| TASK 1 |
Please copy the layout rows word for word, starting at the row that contains "dust-lanes bbox=[14, 200, 634, 790]" and ending at the last of the rows, including both.

| PAGE TEXT |
************
Laurie Lee. Courtesy Laurie Lee Official Centenary Website.
Laurie Lee | |
---|---|
Born |
26 June 1914 Stroud, Gloucestershire, United Kingdom |
Died |
13 May 1997 (aged 82) Slad, Gloucestershire, United Kingdom |
Occupation | Author, screenwriter, poet |
Laurence Edward Alan "Laurie" Lee MBE (26 June 1914 - 13 May 1997) was an English poet, memoirist, and screenwriter.
Life[]
Youth and education[]
Born in Stroud, Lee moved with his family to the village of Slad in 1917, the move with which Cider with Rosie opens. Lee was raised in Slad and went to Marling School, Gloucestershire.[1]
After fighting in the First World War with the Royal West Kent regiment, Lee's father Reg did not return to the family. Lee and his brothers grew up loving their mother's family, the Lights, and intensely disliking the Lee side. At 12, Laurie went to the Central Boys' School in Stroud. In his notebook for 1928, when he was 14 he listed "Concert and Dance Appointments", for at this time he was in demand to play his violin at dances.
Depression and war[]
He left the Central School at 15 to become an errand boy at a Chartered Accountant's in Stroud. In 1931 he discovered the Whiteway Colony, 2 miles from Slad, a colony founded by Tolstoyan anarchists. It gave him his first smattering of politicization and was where he met composer Benjamin Frankel and the "Cleo" who appears in As I Walked Out One Midsummer Morning.[2]
In 1933 he met Sophia Rogers, an "exotically pretty girl with dark curly hair" who had moved to Slad from Buenos Aires, an influence on Lee who said later in life that he only went to Spain because "a girl in Slad from Buenos Aires taught me a few words of Spanish." At 20 he worked as an office clerk and a builder's labourer, and lived in London for a year.
In the summer of 1935 he left for Vigo, in northwest Spain. From there he travelled across Spain as far as Almuñecar on the coast of Andalusia. Walking more often than not, he eked out a living by playing his violin.[3] His earliest encounter with Spain is the subject of As I Walked Out One Midsummer Morning (1969). After the outbreak of the Spanish Civil War in July 1936, Lee was picked up by a British destroyer from Gibraltar that was collecting marooned British subjects on the southern Spanish coast.
************
Visual layout records:
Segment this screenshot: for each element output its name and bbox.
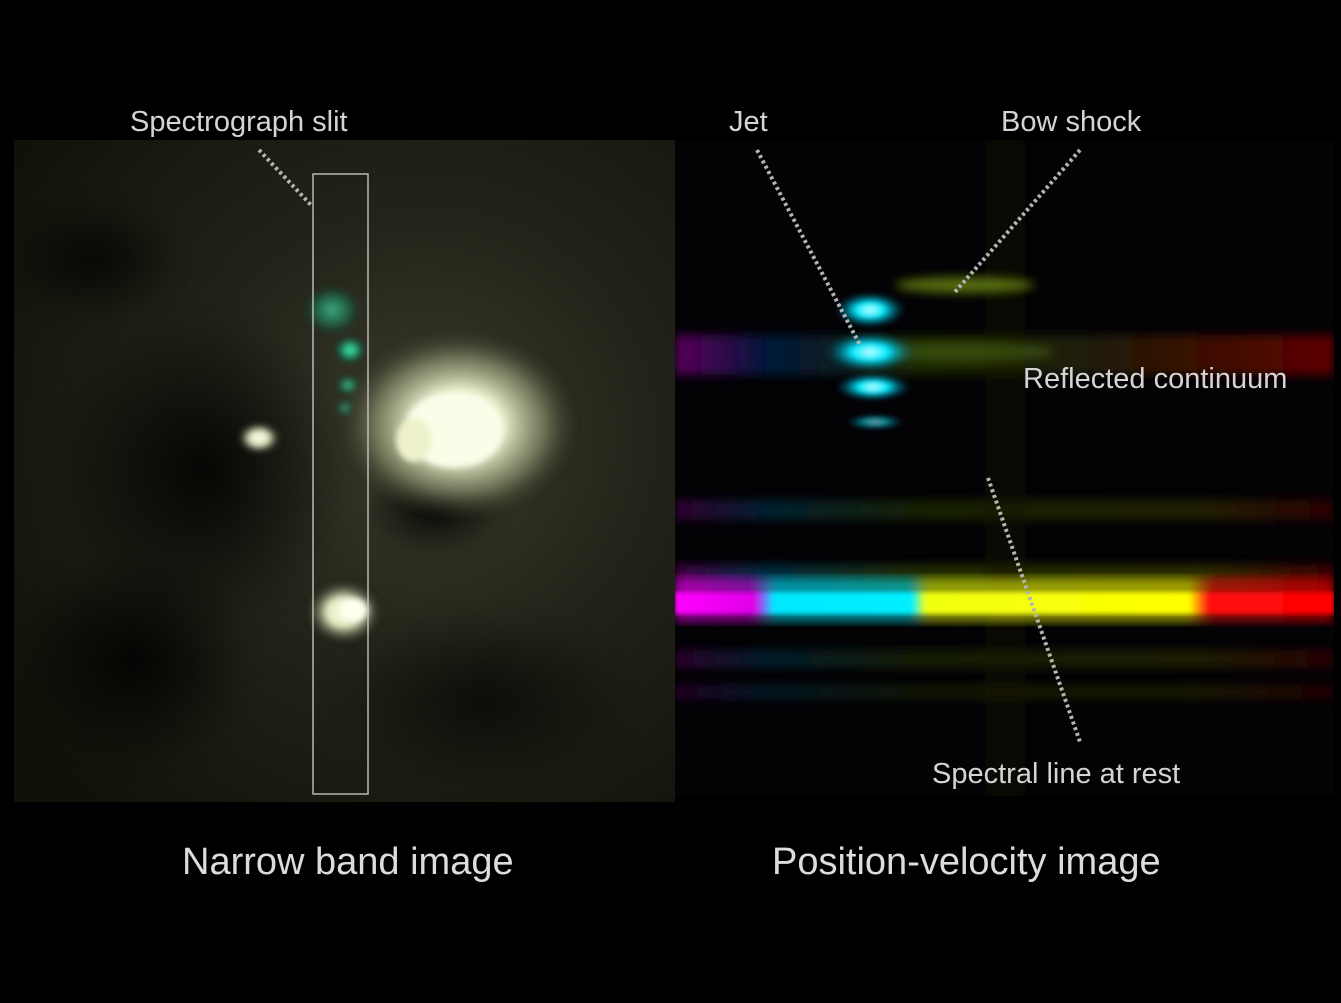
dust-lanes bbox=[14, 200, 634, 790]
spectrograph-slit-label: Spectrograph slit bbox=[130, 106, 348, 138]
position-velocity-image bbox=[675, 140, 1334, 796]
narrow-band-render bbox=[14, 140, 675, 802]
bow-shock-label: Bow shock bbox=[1001, 106, 1142, 138]
rest-spectral-band bbox=[675, 578, 1334, 622]
position-velocity-caption: Position-velocity image bbox=[772, 841, 1161, 883]
spectral-line-at-rest-label: Spectral line at rest bbox=[932, 758, 1181, 790]
reflected-continuum-label: Reflected continuum bbox=[1023, 363, 1288, 395]
narrow-band-caption: Narrow band image bbox=[182, 841, 514, 883]
position-velocity-render bbox=[675, 140, 1334, 796]
narrow-band-image bbox=[14, 140, 675, 802]
jet-label: Jet bbox=[729, 106, 768, 138]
************
| TASK 2 |
Answer these questions using the Laurie Lee page.
(a) In what year did Lee move with his family to Slad?
(b) What colony did he discover in 1931?
(c) For what town did he leave in the summer of 1935?

| EXERCISE OUTPUT 1 |
dust-lanes bbox=[14, 200, 634, 790]
spectrograph-slit-label: Spectrograph slit bbox=[130, 106, 348, 138]
position-velocity-image bbox=[675, 140, 1334, 796]
narrow-band-render bbox=[14, 140, 675, 802]
bow-shock-label: Bow shock bbox=[1001, 106, 1142, 138]
rest-spectral-band bbox=[675, 578, 1334, 622]
position-velocity-caption: Position-velocity image bbox=[772, 841, 1161, 883]
spectral-line-at-rest-label: Spectral line at rest bbox=[932, 758, 1181, 790]
reflected-continuum-label: Reflected continuum bbox=[1023, 363, 1288, 395]
narrow-band-caption: Narrow band image bbox=[182, 841, 514, 883]
position-velocity-render bbox=[675, 140, 1334, 796]
narrow-band-image bbox=[14, 140, 675, 802]
jet-label: Jet bbox=[729, 106, 768, 138]

| EXERCISE OUTPUT 2 |
(a) 1917
(b) The Whiteway Colony
(c) Vigo, in northwest Spain